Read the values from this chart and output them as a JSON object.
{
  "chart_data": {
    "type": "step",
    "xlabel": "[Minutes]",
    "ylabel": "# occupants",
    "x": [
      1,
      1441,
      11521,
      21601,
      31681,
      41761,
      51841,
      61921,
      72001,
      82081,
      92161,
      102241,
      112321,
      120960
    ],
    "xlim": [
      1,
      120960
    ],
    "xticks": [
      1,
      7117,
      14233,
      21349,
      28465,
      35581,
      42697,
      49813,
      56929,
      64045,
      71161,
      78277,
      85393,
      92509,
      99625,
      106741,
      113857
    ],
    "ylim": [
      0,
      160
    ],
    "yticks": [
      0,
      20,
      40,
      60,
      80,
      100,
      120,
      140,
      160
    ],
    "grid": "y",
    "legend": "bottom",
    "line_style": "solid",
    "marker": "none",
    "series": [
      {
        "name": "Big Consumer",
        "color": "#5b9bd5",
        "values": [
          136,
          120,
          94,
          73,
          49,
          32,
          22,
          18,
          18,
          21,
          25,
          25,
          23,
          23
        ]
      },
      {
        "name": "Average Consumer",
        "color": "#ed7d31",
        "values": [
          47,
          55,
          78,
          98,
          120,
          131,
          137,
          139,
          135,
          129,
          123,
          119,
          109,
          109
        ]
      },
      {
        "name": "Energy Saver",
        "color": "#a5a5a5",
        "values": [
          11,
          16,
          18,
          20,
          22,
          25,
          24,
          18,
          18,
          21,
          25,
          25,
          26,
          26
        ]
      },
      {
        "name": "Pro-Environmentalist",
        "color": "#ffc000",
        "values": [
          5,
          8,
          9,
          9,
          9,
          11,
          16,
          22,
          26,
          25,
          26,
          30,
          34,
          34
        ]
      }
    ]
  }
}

◆ WHAT NEEDS TO BE DONE
Select all lines in the listing above where the word "color" appears, and show them.

◆ REPLY
        "color": "#5b9bd5",
        "color": "#ed7d31",
        "color": "#a5a5a5",
        "color": "#ffc000",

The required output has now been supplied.